-------- Dataset extract
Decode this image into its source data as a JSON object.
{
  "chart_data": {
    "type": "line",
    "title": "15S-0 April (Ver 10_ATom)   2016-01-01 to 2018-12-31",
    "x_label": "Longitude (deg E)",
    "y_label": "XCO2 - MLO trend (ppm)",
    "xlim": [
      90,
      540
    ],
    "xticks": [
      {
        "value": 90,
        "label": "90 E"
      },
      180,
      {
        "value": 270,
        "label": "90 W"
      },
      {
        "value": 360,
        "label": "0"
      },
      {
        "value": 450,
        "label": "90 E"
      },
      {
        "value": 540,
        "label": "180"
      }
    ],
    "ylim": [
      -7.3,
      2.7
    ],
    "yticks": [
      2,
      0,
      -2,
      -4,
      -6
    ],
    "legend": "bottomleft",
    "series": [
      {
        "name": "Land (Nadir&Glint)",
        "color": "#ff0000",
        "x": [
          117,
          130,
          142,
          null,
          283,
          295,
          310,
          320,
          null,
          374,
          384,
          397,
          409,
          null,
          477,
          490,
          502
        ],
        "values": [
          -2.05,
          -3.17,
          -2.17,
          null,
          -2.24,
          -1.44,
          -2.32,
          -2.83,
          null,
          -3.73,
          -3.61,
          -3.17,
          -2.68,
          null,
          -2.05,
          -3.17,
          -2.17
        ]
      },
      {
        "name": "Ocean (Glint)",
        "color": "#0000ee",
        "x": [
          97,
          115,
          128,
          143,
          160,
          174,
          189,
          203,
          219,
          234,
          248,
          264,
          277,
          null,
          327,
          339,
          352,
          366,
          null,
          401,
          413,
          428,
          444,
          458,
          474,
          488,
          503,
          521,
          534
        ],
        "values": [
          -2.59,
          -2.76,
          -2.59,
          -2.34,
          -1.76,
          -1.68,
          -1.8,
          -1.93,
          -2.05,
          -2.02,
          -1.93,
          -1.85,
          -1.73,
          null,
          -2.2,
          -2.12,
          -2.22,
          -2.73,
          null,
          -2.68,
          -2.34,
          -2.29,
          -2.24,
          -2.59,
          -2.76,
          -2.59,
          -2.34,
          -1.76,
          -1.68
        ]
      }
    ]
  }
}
----------------
# Given problem
Identify and copy the lines holding the word "Glint".

# Final result
        "name": "Land (Nadir&Glint)",
        "name": "Ocean (Glint)",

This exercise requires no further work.